Write out the whole of the material exactly.

-- start LISTED ENTRIES --

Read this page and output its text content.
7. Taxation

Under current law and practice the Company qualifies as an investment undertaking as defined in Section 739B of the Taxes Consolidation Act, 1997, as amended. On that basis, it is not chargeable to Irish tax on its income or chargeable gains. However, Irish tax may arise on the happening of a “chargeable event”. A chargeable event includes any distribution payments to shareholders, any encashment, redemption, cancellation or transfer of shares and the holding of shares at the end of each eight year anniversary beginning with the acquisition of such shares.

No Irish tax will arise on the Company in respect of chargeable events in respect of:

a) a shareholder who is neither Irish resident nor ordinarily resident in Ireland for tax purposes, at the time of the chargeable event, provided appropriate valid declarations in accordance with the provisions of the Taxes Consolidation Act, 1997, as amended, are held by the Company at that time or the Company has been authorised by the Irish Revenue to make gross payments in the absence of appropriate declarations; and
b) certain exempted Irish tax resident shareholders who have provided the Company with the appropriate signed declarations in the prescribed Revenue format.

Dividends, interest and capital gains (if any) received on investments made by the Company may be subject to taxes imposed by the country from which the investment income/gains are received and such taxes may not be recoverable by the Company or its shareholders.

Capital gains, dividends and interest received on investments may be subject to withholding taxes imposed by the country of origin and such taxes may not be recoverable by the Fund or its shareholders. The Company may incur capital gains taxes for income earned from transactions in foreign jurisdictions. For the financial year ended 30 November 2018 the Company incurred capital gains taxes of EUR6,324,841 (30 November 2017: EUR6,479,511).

-- end LISTED ENTRIES --

> _PROBLEM SOLUTION_
Read this page and output its text content.
7. Taxation

Under current law and practice the Company qualifies as an investment undertaking as defined in Section 739B of the Taxes Consolidation Act, 1997, as amended. On that basis, it is not chargeable to Irish tax on its income or chargeable gains. However, Irish tax may arise on the happening of a “chargeable event”. A chargeable event includes any distribution payments to shareholders, any encashment, redemption, cancellation or transfer of shares and the holding of shares at the end of each eight year anniversary beginning with the acquisition of such shares.

No Irish tax will arise on the Company in respect of chargeable events in respect of:

a) a shareholder who is neither Irish resident nor ordinarily resident in Ireland for tax purposes, at the time of the chargeable event, provided appropriate valid declarations in accordance with the provisions of the Taxes Consolidation Act, 1997, as amended, are held by the Company at that time or the Company has been authorised by the Irish Revenue to make gross payments in the absence of appropriate declarations; and
b) certain exempted Irish tax resident shareholders who have provided the Company with the appropriate signed declarations in the prescribed Revenue format.

Dividends, interest and capital gains (if any) received on investments made by the Company may be subject to taxes imposed by the country from which the investment income/gains are received and such taxes may not be recoverable by the Company or its shareholders.

Capital gains, dividends and interest received on investments may be subject to withholding taxes imposed by the country of origin and such taxes may not be recoverable by the Fund or its shareholders. The Company may incur capital gains taxes for income earned from transactions in foreign jurisdictions. For the financial year ended 30 November 2018 the Company incurred capital gains taxes of EUR6,324,841 (30 November 2017: EUR6,479,511).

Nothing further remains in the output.